> [Challenge]
Do any lines in the data below contain "occurred"? If so, copy every one of them.

======== Data for this task ========

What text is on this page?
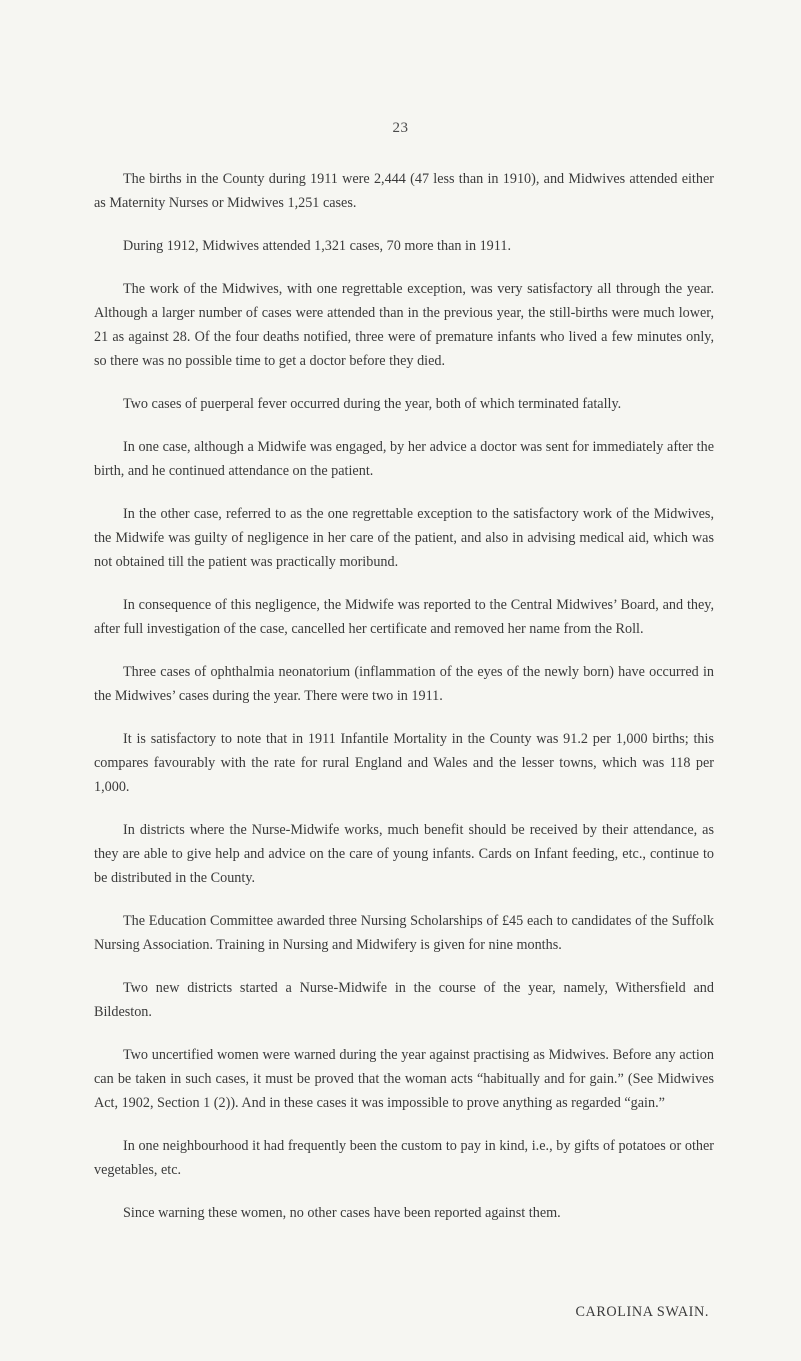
23

The births in the County during 1911 were 2,444 (47 less than in 1910), and Midwives attended either as Maternity Nurses or Midwives 1,251 cases.

During 1912, Midwives attended 1,321 cases, 70 more than in 1911.

The work of the Midwives, with one regrettable exception, was very satisfactory all through the year. Although a larger number of cases were attended than in the previous year, the still-births were much lower, 21 as against 28. Of the four deaths notified, three were of premature infants who lived a few minutes only, so there was no possible time to get a doctor before they died.

Two cases of puerperal fever occurred during the year, both of which terminated fatally.

In one case, although a Midwife was engaged, by her advice a doctor was sent for immediately after the birth, and he continued attendance on the patient.

In the other case, referred to as the one regrettable exception to the satisfactory work of the Midwives, the Midwife was guilty of negligence in her care of the patient, and also in advising medical aid, which was not obtained till the patient was practically moribund.

In consequence of this negligence, the Midwife was reported to the Central Midwives’ Board, and they, after full investigation of the case, cancelled her certificate and removed her name from the Roll.

Three cases of ophthalmia neonatorium (inflammation of the eyes of the newly born) have occurred in the Midwives’ cases during the year. There were two in 1911.

It is satisfactory to note that in 1911 Infantile Mortality in the County was 91.2 per 1,000 births; this compares favourably with the rate for rural England and Wales and the lesser towns, which was 118 per 1,000.

In districts where the Nurse-Midwife works, much benefit should be received by their attendance, as they are able to give help and advice on the care of young infants. Cards on Infant feeding, etc., continue to be distributed in the County.

The Education Committee awarded three Nursing Scholarships of £45 each to candidates of the Suffolk Nursing Association. Training in Nursing and Midwifery is given for nine months.

Two new districts started a Nurse-Midwife in the course of the year, namely, Withersfield and Bildeston.

Two uncertified women were warned during the year against practising as Midwives. Before any action can be taken in such cases, it must be proved that the woman acts “habitually and for gain.” (See Midwives Act, 1902, Section 1 (2)). And in these cases it was impossible to prove anything as regarded “gain.”

In one neighbourhood it had frequently been the custom to pay in kind, i.e., by gifts of potatoes or other vegetables, etc.

Since warning these women, no other cases have been reported against them.

CAROLINA SWAIN.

========

> [Answer to this problem]
Two cases of puerperal fever occurred during the year, both of which terminated fatally.
Three cases of ophthalmia neonatorium (inflammation of the eyes of the newly born) have occurred in the Midwives’ cases during the year. There were two in 1911.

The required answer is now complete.